> [Short task]
Give only the lines from the one containing "Output the text content of this document." through the end of the material below, exactly as written.

> [Task inputs]
═══

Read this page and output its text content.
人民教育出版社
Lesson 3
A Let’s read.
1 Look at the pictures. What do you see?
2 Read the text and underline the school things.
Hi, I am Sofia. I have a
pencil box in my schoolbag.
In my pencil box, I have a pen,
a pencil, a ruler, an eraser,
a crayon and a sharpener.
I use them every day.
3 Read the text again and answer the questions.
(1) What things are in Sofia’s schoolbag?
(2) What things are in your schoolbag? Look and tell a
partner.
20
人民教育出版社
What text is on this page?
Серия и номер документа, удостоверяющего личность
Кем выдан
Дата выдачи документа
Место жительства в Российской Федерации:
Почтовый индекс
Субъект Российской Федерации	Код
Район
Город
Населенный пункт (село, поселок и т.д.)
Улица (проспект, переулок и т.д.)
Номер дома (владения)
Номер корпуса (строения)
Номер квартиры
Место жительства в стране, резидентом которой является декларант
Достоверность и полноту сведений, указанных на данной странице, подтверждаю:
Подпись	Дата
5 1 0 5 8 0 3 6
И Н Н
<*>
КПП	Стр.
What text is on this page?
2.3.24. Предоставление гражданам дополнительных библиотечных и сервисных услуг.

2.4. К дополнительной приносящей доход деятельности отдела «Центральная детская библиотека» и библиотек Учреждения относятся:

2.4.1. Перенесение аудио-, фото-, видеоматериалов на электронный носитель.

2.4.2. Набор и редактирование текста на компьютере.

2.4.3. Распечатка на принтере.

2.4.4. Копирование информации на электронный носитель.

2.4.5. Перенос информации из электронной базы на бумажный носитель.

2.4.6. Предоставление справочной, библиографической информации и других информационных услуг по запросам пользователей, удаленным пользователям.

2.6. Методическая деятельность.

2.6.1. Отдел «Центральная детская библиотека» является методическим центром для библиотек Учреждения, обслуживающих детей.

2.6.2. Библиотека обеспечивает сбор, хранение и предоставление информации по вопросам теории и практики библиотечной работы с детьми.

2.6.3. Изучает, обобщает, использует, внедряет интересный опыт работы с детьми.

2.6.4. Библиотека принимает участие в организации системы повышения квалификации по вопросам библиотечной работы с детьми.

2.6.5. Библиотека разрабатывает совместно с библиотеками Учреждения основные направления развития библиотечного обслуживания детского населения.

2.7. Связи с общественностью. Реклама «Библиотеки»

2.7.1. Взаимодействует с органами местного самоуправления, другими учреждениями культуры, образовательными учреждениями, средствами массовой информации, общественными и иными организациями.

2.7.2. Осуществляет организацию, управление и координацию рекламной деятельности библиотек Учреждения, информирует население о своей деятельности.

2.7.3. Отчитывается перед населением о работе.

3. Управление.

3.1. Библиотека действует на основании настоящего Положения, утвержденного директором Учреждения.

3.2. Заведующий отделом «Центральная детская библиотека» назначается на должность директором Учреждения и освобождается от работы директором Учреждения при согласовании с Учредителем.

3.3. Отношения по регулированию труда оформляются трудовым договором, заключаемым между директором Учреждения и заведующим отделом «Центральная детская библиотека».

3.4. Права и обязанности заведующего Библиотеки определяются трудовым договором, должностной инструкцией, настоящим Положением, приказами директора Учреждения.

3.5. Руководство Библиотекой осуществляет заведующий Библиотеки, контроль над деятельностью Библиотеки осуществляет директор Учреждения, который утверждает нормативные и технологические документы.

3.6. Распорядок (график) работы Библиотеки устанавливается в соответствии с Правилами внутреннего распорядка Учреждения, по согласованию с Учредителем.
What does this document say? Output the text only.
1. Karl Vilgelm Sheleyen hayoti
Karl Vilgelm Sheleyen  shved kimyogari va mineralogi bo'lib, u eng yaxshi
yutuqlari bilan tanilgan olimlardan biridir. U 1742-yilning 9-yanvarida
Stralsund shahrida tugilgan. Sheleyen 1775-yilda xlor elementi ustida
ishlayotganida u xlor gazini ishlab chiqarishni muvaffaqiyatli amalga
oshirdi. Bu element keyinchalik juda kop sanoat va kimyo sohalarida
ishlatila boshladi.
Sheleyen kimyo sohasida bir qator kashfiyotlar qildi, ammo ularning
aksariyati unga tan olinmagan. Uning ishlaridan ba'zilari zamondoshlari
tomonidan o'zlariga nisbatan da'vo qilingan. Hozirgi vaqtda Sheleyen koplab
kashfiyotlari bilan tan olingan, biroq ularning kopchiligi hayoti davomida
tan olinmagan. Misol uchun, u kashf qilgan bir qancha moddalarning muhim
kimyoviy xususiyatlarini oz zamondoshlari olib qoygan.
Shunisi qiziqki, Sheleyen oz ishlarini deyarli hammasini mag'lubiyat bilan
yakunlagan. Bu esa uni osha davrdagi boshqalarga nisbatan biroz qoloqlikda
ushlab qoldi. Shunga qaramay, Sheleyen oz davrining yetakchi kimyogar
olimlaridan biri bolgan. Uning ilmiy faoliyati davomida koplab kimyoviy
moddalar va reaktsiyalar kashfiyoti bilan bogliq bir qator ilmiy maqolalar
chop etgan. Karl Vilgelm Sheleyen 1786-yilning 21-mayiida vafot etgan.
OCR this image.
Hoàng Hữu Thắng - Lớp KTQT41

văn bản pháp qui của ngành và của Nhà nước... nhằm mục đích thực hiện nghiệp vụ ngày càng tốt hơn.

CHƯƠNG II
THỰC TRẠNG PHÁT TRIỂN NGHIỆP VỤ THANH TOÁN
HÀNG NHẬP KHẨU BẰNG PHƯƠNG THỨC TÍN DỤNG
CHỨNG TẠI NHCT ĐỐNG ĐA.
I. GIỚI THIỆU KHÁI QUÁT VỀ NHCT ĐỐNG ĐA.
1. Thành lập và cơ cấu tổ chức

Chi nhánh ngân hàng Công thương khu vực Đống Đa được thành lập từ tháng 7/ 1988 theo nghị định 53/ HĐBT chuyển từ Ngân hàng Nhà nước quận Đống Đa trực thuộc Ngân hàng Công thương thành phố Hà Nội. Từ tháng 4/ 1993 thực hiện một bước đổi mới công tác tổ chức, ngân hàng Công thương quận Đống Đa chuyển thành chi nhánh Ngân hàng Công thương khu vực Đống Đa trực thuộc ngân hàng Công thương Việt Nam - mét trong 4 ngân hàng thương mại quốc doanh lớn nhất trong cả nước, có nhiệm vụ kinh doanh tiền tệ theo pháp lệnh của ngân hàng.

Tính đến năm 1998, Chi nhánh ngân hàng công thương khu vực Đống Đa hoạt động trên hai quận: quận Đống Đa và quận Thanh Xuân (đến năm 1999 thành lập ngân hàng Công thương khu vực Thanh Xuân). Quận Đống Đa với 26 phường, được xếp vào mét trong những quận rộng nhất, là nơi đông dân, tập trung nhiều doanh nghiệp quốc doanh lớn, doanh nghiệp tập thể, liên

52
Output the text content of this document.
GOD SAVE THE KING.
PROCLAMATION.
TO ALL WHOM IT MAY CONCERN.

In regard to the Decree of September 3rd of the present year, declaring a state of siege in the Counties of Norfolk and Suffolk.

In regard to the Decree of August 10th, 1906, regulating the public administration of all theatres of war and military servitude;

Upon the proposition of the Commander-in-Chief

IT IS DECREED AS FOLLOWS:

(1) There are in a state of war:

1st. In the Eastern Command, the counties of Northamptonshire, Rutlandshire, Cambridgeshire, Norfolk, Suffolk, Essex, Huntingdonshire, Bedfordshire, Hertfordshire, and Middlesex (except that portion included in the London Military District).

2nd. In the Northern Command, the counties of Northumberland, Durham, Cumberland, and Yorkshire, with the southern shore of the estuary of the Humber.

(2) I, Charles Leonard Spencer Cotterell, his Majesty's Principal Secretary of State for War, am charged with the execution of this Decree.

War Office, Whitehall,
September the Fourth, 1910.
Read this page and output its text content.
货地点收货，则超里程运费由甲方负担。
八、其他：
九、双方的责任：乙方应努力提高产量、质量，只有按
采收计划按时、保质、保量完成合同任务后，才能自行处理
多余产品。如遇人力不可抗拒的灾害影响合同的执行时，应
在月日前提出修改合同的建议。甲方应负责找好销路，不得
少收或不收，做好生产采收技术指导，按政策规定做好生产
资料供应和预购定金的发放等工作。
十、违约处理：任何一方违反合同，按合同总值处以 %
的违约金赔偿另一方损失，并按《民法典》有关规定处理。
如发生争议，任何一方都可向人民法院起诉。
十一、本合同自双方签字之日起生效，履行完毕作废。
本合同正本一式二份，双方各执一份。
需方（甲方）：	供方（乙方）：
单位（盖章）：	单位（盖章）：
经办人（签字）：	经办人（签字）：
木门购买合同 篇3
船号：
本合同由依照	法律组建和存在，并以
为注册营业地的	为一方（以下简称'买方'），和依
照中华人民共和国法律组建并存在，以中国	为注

═══

> [Completed task]
Output the text content of this document.
GOD SAVE THE KING.
PROCLAMATION.
TO ALL WHOM IT MAY CONCERN.

In regard to the Decree of September 3rd of the present year, declaring a state of siege in the Counties of Norfolk and Suffolk.

In regard to the Decree of August 10th, 1906, regulating the public administration of all theatres of war and military servitude;

Upon the proposition of the Commander-in-Chief

IT IS DECREED AS FOLLOWS:

(1) There are in a state of war:

1st. In the Eastern Command, the counties of Northamptonshire, Rutlandshire, Cambridgeshire, Norfolk, Suffolk, Essex, Huntingdonshire, Bedfordshire, Hertfordshire, and Middlesex (except that portion included in the London Military District).

2nd. In the Northern Command, the counties of Northumberland, Durham, Cumberland, and Yorkshire, with the southern shore of the estuary of the Humber.

(2) I, Charles Leonard Spencer Cotterell, his Majesty's Principal Secretary of State for War, am charged with the execution of this Decree.

War Office, Whitehall,
September the Fourth, 1910.
Read this page and output its text content.
货地点收货，则超里程运费由甲方负担。
八、其他：
九、双方的责任：乙方应努力提高产量、质量，只有按
采收计划按时、保质、保量完成合同任务后，才能自行处理
多余产品。如遇人力不可抗拒的灾害影响合同的执行时，应
在月日前提出修改合同的建议。甲方应负责找好销路，不得
少收或不收，做好生产采收技术指导，按政策规定做好生产
资料供应和预购定金的发放等工作。
十、违约处理：任何一方违反合同，按合同总值处以 %
的违约金赔偿另一方损失，并按《民法典》有关规定处理。
如发生争议，任何一方都可向人民法院起诉。
十一、本合同自双方签字之日起生效，履行完毕作废。
本合同正本一式二份，双方各执一份。
需方（甲方）：	供方（乙方）：
单位（盖章）：	单位（盖章）：
经办人（签字）：	经办人（签字）：
木门购买合同 篇3
船号：
本合同由依照	法律组建和存在，并以
为注册营业地的	为一方（以下简称'买方'），和依
照中华人民共和国法律组建并存在，以中国	为注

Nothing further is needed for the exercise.